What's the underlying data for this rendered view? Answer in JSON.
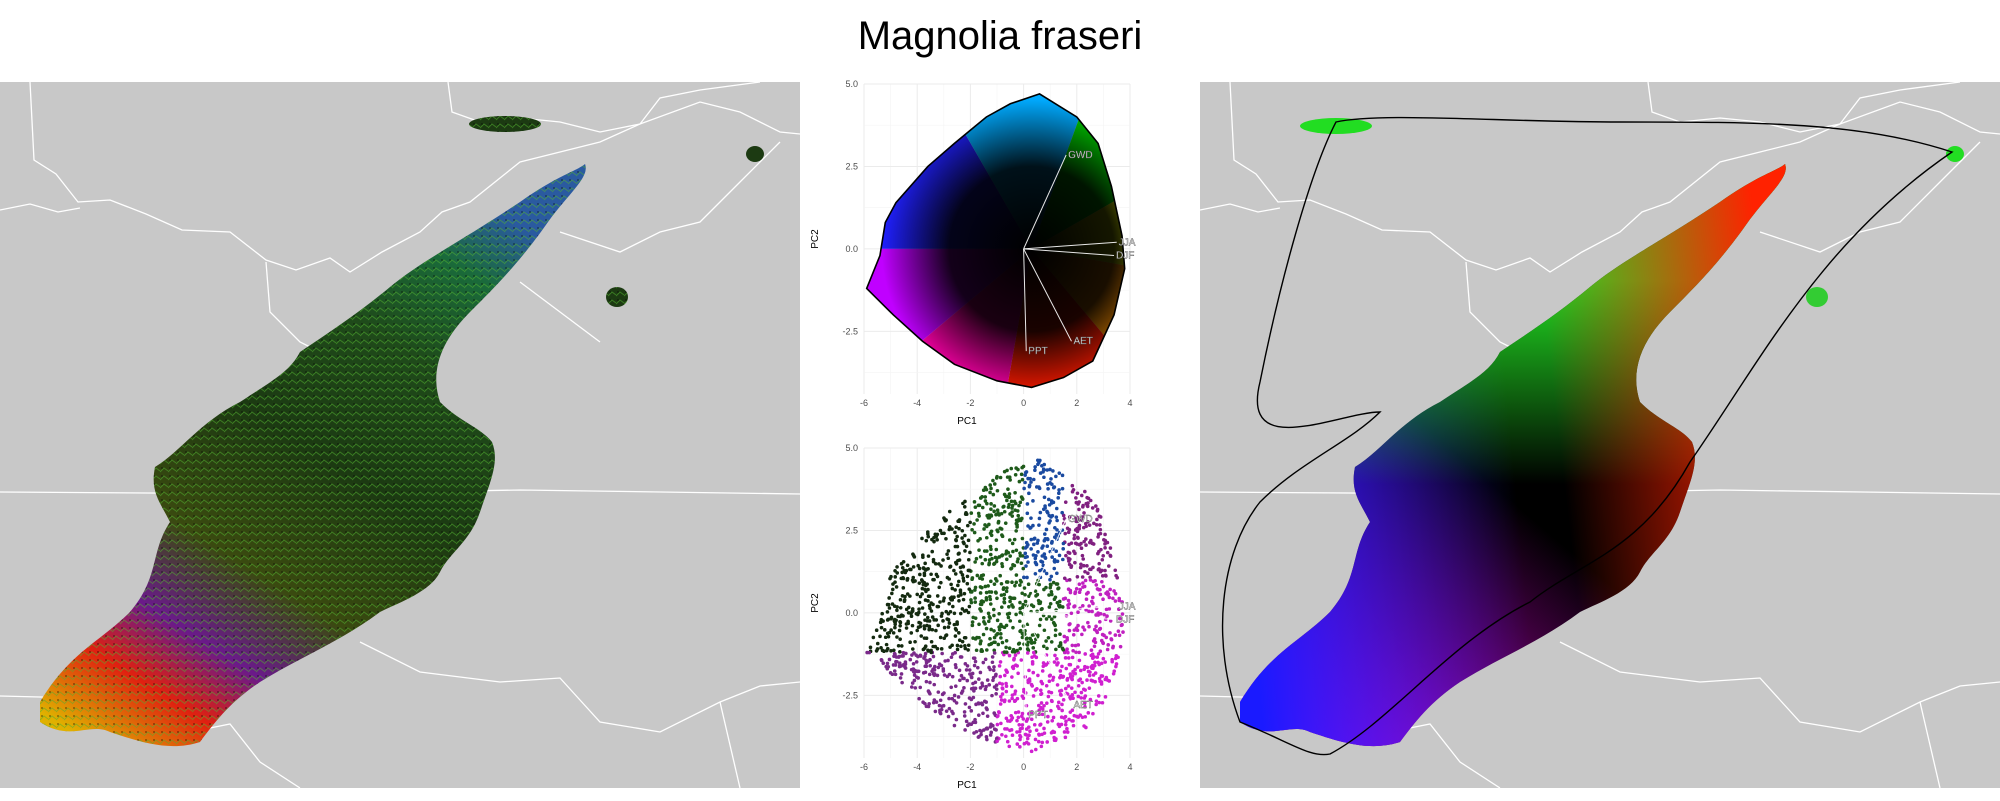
{
  "figure": {
    "title": "Magnolia fraseri"
  },
  "chart_data": [
    {
      "type": "scatter",
      "name_ref": "pca-biplot-colored-space",
      "xlabel": "PC1",
      "ylabel": "PC2",
      "xlim": [
        -6,
        4
      ],
      "ylim": [
        -4.4,
        5.0
      ],
      "x_ticks": [
        "-6",
        "-4",
        "-2",
        "0",
        "2",
        "4"
      ],
      "y_ticks": [
        "-2.5",
        "0.0",
        "2.5",
        "5.0"
      ],
      "x_tick_values": [
        -6,
        -4,
        -2,
        0,
        2,
        4
      ],
      "y_tick_values": [
        -2.5,
        0.0,
        2.5,
        5.0
      ],
      "grid": true,
      "loadings": [
        {
          "label": "GWD",
          "x": 1.6,
          "y": 2.85
        },
        {
          "label": "JJA",
          "x": 3.5,
          "y": 0.2
        },
        {
          "label": "DJF",
          "x": 3.4,
          "y": -0.2
        },
        {
          "label": "AET",
          "x": 1.8,
          "y": -2.8
        },
        {
          "label": "PPT",
          "x": 0.1,
          "y": -3.1
        }
      ],
      "hull": [
        [
          -5.9,
          -1.2
        ],
        [
          -5.4,
          -0.2
        ],
        [
          -5.2,
          0.8
        ],
        [
          -4.8,
          1.4
        ],
        [
          -3.6,
          2.5
        ],
        [
          -2.6,
          3.2
        ],
        [
          -1.4,
          4.0
        ],
        [
          -0.5,
          4.4
        ],
        [
          0.6,
          4.7
        ],
        [
          1.2,
          4.4
        ],
        [
          2.0,
          4.0
        ],
        [
          2.8,
          3.2
        ],
        [
          3.3,
          1.9
        ],
        [
          3.7,
          0.4
        ],
        [
          3.8,
          -0.6
        ],
        [
          3.4,
          -2.0
        ],
        [
          2.6,
          -3.4
        ],
        [
          1.5,
          -3.9
        ],
        [
          0.3,
          -4.2
        ],
        [
          -1.0,
          -4.0
        ],
        [
          -2.6,
          -3.5
        ],
        [
          -3.8,
          -2.8
        ],
        [
          -4.9,
          -2.0
        ]
      ]
    },
    {
      "type": "scatter",
      "name_ref": "pca-biplot-sampled-points",
      "xlabel": "PC1",
      "ylabel": "PC2",
      "xlim": [
        -6,
        4
      ],
      "ylim": [
        -4.4,
        5.0
      ],
      "x_ticks": [
        "-6",
        "-4",
        "-2",
        "0",
        "2",
        "4"
      ],
      "y_ticks": [
        "-2.5",
        "0.0",
        "2.5",
        "5.0"
      ],
      "x_tick_values": [
        -6,
        -4,
        -2,
        0,
        2,
        4
      ],
      "y_tick_values": [
        -2.5,
        0.0,
        2.5,
        5.0
      ],
      "grid": true,
      "loadings": [
        {
          "label": "GWD",
          "x": 1.6,
          "y": 2.85
        },
        {
          "label": "JJA",
          "x": 3.5,
          "y": 0.2
        },
        {
          "label": "DJF",
          "x": 3.4,
          "y": -0.2
        },
        {
          "label": "AET",
          "x": 1.8,
          "y": -2.8
        },
        {
          "label": "PPT",
          "x": 0.1,
          "y": -3.1
        }
      ]
    }
  ],
  "colors": {
    "map_background": "#c8c8c8",
    "border_line": "#ffffff",
    "hull_line": "#000000",
    "grid": "#ebebeb",
    "axis_text": "#4d4d4d"
  }
}
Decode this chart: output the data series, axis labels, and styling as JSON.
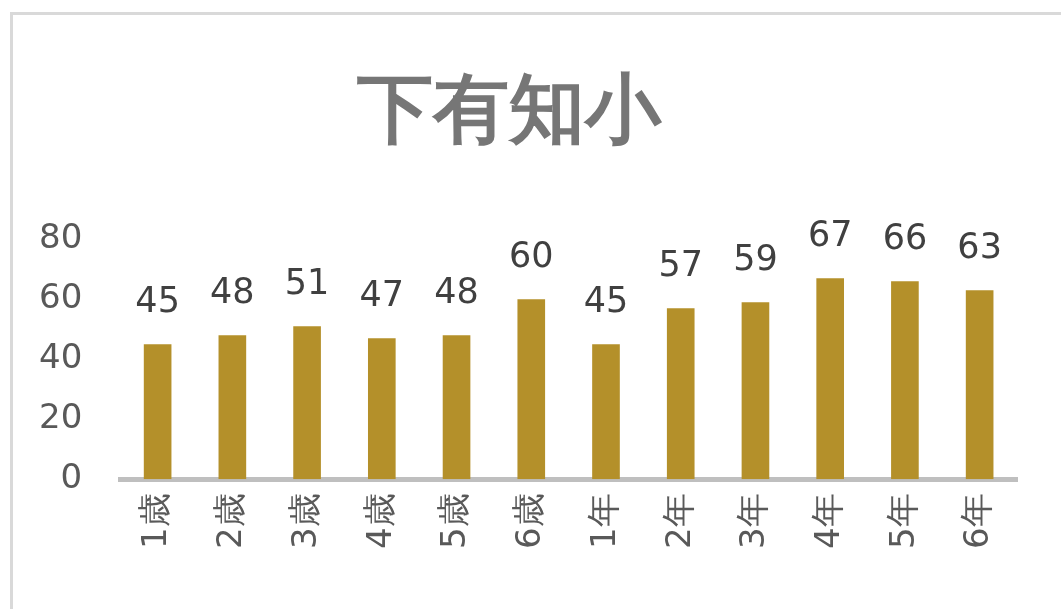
{
  "chart_data": {
    "type": "bar",
    "title": "下有知小",
    "categories": [
      "1歳",
      "2歳",
      "3歳",
      "4歳",
      "5歳",
      "6歳",
      "1年",
      "2年",
      "3年",
      "4年",
      "5年",
      "6年"
    ],
    "values": [
      45,
      48,
      51,
      47,
      48,
      60,
      45,
      57,
      59,
      67,
      66,
      63
    ],
    "color": "#b4902a",
    "ylim": [
      0,
      80
    ],
    "yticks": [
      0,
      20,
      40,
      60,
      80
    ],
    "data_labels": true
  }
}
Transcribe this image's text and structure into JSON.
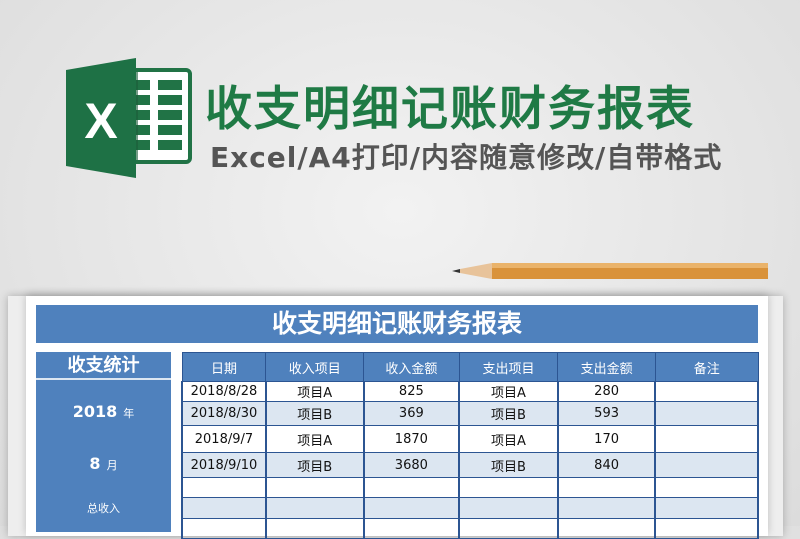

#### GOAL
Omit every image. Quote each record exactly.

#### PROBLEM SOLUTION
What's the underlying data for this rendered view? Answer in JSON.
{
  "figure": {
    "title": "Magnolia fraseri"
  },
  "chart_data": [
    {
      "type": "scatter",
      "name_ref": "pca-biplot-colored-space",
      "xlabel": "PC1",
      "ylabel": "PC2",
      "xlim": [
        -6,
        4
      ],
      "ylim": [
        -4.4,
        5.0
      ],
      "x_ticks": [
        "-6",
        "-4",
        "-2",
        "0",
        "2",
        "4"
      ],
      "y_ticks": [
        "-2.5",
        "0.0",
        "2.5",
        "5.0"
      ],
      "x_tick_values": [
        -6,
        -4,
        -2,
        0,
        2,
        4
      ],
      "y_tick_values": [
        -2.5,
        0.0,
        2.5,
        5.0
      ],
      "grid": true,
      "loadings": [
        {
          "label": "GWD",
          "x": 1.6,
          "y": 2.85
        },
        {
          "label": "JJA",
          "x": 3.5,
          "y": 0.2
        },
        {
          "label": "DJF",
          "x": 3.4,
          "y": -0.2
        },
        {
          "label": "AET",
          "x": 1.8,
          "y": -2.8
        },
        {
          "label": "PPT",
          "x": 0.1,
          "y": -3.1
        }
      ],
      "hull": [
        [
          -5.9,
          -1.2
        ],
        [
          -5.4,
          -0.2
        ],
        [
          -5.2,
          0.8
        ],
        [
          -4.8,
          1.4
        ],
        [
          -3.6,
          2.5
        ],
        [
          -2.6,
          3.2
        ],
        [
          -1.4,
          4.0
        ],
        [
          -0.5,
          4.4
        ],
        [
          0.6,
          4.7
        ],
        [
          1.2,
          4.4
        ],
        [
          2.0,
          4.0
        ],
        [
          2.8,
          3.2
        ],
        [
          3.3,
          1.9
        ],
        [
          3.7,
          0.4
        ],
        [
          3.8,
          -0.6
        ],
        [
          3.4,
          -2.0
        ],
        [
          2.6,
          -3.4
        ],
        [
          1.5,
          -3.9
        ],
        [
          0.3,
          -4.2
        ],
        [
          -1.0,
          -4.0
        ],
        [
          -2.6,
          -3.5
        ],
        [
          -3.8,
          -2.8
        ],
        [
          -4.9,
          -2.0
        ]
      ]
    },
    {
      "type": "scatter",
      "name_ref": "pca-biplot-sampled-points",
      "xlabel": "PC1",
      "ylabel": "PC2",
      "xlim": [
        -6,
        4
      ],
      "ylim": [
        -4.4,
        5.0
      ],
      "x_ticks": [
        "-6",
        "-4",
        "-2",
        "0",
        "2",
        "4"
      ],
      "y_ticks": [
        "-2.5",
        "0.0",
        "2.5",
        "5.0"
      ],
      "x_tick_values": [
        -6,
        -4,
        -2,
        0,
        2,
        4
      ],
      "y_tick_values": [
        -2.5,
        0.0,
        2.5,
        5.0
      ],
      "grid": true,
      "loadings": [
        {
          "label": "GWD",
          "x": 1.6,
          "y": 2.85
        },
        {
          "label": "JJA",
          "x": 3.5,
          "y": 0.2
        },
        {
          "label": "DJF",
          "x": 3.4,
          "y": -0.2
        },
        {
          "label": "AET",
          "x": 1.8,
          "y": -2.8
        },
        {
          "label": "PPT",
          "x": 0.1,
          "y": -3.1
        }
      ]
    }
  ],
  "colors": {
    "map_background": "#c8c8c8",
    "border_line": "#ffffff",
    "hull_line": "#000000",
    "grid": "#ebebeb",
    "axis_text": "#4d4d4d"
  }
}
Decode this chart: output the data series, axis labels, and styling as JSON.
{
  "chart_data": {
    "type": "bar",
    "title": "下有知小",
    "categories": [
      "1歳",
      "2歳",
      "3歳",
      "4歳",
      "5歳",
      "6歳",
      "1年",
      "2年",
      "3年",
      "4年",
      "5年",
      "6年"
    ],
    "values": [
      45,
      48,
      51,
      47,
      48,
      60,
      45,
      57,
      59,
      67,
      66,
      63
    ],
    "color": "#b4902a",
    "ylim": [
      0,
      80
    ],
    "yticks": [
      0,
      20,
      40,
      60,
      80
    ],
    "data_labels": true
  }
}
Transcribe this image's text and structure into JSON.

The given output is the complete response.